_WHAT THE TASK REQUIRES:_ Reading down the listing below, count the lines where the word "content" shows up, then give only that count.

_GIVEN RECORDS:_
---+---

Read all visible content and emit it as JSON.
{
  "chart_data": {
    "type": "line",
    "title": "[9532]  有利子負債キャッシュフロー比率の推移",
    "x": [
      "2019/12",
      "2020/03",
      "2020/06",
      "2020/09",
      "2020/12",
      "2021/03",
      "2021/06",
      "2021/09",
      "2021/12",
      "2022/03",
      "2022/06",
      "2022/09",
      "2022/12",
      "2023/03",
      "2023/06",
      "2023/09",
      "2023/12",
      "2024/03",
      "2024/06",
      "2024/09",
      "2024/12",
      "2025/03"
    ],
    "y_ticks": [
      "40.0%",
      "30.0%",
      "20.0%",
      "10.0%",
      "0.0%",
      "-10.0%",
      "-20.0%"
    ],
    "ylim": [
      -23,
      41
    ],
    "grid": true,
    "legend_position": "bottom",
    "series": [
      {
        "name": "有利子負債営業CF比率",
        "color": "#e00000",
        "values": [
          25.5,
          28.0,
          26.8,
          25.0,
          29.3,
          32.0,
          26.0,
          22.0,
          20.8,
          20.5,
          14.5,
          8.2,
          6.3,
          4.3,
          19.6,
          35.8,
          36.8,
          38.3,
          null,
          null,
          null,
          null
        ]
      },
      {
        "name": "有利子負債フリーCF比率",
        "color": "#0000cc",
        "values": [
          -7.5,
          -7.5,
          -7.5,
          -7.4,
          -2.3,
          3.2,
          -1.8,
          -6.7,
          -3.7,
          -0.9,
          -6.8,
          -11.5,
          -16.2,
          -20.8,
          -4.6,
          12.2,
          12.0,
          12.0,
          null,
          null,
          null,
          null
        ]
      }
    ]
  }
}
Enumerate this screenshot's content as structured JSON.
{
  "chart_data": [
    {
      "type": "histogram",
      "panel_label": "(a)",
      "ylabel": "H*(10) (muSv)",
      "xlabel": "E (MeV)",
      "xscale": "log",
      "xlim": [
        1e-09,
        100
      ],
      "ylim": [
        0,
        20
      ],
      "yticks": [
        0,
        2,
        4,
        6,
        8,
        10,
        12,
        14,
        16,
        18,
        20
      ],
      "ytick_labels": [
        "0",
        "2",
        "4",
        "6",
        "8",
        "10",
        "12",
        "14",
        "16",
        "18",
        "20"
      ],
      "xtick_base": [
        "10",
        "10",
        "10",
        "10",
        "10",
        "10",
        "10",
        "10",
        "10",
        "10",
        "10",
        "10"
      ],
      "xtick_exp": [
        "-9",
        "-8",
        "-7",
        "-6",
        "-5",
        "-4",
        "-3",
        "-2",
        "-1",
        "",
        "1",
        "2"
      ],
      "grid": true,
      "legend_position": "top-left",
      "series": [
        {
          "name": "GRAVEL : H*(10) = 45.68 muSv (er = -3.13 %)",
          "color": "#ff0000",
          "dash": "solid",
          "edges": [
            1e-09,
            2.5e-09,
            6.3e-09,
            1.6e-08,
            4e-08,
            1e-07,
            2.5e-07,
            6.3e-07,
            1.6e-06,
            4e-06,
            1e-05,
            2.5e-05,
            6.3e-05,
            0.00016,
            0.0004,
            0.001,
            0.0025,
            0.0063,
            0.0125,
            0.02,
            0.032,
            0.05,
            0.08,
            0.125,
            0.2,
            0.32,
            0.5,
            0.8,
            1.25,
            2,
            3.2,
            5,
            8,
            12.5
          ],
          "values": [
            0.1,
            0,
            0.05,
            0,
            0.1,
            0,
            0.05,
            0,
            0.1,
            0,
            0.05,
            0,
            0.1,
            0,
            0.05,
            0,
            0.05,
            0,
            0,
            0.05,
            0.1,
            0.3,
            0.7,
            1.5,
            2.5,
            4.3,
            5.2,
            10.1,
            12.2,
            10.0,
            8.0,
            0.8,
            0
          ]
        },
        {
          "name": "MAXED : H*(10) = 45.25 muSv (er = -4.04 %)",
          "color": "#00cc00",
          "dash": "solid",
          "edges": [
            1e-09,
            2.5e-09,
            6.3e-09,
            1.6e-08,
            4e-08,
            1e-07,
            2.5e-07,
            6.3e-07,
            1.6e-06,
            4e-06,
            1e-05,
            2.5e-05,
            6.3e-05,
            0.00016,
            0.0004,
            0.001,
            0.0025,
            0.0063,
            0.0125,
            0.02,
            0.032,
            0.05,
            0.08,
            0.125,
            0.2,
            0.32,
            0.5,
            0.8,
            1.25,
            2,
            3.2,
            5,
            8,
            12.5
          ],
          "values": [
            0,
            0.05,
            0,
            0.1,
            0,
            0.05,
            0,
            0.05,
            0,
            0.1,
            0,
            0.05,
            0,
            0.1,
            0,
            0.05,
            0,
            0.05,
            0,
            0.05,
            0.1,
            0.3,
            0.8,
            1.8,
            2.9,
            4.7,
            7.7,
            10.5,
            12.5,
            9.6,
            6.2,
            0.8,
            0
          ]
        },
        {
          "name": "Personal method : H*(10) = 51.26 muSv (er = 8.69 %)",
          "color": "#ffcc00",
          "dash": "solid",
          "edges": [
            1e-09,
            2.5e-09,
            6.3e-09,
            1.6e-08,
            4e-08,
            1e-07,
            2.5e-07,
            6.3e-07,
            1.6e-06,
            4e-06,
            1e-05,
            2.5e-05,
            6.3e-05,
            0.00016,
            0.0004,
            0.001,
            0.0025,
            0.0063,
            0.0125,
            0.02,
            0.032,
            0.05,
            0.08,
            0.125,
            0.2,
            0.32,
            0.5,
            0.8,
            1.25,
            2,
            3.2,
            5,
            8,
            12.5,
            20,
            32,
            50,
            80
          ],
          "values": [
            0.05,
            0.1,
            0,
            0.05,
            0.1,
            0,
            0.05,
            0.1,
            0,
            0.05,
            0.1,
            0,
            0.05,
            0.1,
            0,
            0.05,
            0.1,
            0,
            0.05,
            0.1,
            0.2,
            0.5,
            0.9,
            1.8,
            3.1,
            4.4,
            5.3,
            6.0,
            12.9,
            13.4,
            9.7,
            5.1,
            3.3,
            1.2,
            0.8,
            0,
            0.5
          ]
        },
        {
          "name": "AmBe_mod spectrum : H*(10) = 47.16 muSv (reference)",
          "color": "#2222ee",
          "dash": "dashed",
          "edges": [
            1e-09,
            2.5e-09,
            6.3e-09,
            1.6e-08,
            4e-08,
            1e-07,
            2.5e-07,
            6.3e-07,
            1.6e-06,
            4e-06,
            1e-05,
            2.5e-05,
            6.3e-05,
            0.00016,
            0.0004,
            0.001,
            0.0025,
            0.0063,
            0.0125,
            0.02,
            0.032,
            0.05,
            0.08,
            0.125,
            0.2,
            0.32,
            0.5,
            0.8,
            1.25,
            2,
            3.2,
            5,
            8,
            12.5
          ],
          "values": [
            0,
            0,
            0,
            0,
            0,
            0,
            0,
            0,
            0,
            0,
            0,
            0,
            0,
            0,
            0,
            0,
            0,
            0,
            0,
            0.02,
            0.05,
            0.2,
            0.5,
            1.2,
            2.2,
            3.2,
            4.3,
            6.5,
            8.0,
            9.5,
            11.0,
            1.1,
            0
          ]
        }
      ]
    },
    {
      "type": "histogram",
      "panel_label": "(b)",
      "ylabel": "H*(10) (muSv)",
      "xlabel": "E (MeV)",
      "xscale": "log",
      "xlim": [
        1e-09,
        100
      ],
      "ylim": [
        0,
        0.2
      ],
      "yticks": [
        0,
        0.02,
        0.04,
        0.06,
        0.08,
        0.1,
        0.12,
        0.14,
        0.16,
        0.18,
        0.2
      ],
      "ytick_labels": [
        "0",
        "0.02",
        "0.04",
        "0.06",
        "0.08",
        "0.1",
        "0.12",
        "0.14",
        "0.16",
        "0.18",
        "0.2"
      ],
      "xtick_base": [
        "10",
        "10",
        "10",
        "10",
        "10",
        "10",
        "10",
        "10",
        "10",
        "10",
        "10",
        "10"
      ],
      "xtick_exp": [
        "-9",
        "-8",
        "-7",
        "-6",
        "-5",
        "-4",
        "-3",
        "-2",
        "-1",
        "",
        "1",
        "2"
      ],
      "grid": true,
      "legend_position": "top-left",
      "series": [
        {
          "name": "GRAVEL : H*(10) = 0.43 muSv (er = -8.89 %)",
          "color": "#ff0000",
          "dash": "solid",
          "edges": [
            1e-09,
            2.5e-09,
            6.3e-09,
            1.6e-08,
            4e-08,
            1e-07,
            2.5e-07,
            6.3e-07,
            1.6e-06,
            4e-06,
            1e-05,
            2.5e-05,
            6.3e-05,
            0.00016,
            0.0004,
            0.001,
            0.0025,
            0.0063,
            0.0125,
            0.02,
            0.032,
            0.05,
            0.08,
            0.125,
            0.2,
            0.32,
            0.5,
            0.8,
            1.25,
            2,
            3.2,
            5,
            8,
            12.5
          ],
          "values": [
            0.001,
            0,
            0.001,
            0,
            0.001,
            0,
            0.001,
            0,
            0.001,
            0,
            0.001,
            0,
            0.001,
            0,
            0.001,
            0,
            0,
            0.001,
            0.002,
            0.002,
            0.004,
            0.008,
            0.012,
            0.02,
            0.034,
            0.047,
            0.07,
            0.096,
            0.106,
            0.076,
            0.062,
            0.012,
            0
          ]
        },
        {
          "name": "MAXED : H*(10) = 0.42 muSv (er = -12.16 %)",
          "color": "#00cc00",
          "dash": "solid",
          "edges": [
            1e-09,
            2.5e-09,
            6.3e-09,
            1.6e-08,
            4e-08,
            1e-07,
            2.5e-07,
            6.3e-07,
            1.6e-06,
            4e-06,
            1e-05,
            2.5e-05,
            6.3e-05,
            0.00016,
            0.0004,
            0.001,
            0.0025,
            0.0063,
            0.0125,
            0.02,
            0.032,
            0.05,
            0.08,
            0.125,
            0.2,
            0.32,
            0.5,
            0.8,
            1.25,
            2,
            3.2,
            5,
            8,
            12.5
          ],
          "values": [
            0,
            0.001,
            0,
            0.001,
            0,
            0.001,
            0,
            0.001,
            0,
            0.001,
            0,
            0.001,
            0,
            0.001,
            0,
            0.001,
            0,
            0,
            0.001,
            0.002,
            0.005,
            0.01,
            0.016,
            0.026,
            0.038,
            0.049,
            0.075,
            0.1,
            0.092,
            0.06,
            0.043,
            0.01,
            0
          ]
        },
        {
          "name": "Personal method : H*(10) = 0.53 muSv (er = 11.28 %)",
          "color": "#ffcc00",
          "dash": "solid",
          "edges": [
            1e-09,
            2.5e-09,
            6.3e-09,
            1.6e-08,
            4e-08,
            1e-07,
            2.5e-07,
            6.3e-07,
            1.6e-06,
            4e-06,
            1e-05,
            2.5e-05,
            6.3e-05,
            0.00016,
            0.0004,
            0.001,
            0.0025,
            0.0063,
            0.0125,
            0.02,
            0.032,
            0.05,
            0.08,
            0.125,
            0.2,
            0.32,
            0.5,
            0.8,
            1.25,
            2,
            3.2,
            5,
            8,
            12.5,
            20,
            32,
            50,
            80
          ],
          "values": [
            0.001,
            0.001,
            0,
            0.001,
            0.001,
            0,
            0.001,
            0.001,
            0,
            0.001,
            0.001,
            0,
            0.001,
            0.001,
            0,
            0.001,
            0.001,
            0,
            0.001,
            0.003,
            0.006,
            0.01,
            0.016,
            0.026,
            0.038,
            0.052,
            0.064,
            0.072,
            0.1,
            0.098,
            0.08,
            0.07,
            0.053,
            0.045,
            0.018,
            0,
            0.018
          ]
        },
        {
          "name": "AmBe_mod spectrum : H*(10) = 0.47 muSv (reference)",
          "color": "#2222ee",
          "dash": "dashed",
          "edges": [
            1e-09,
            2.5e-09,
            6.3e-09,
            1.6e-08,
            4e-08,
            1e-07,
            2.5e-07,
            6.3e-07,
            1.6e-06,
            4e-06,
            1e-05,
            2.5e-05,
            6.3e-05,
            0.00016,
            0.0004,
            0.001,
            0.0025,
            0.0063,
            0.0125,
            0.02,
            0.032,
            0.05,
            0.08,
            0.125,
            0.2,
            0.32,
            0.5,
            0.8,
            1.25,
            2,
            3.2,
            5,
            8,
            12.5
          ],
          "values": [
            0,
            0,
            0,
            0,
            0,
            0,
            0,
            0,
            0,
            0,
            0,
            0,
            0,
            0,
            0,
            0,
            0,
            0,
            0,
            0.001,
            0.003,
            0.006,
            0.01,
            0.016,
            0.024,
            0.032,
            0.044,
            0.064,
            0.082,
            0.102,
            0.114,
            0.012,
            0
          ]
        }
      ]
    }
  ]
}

---+---

_PROBLEM SOLUTION:_ 2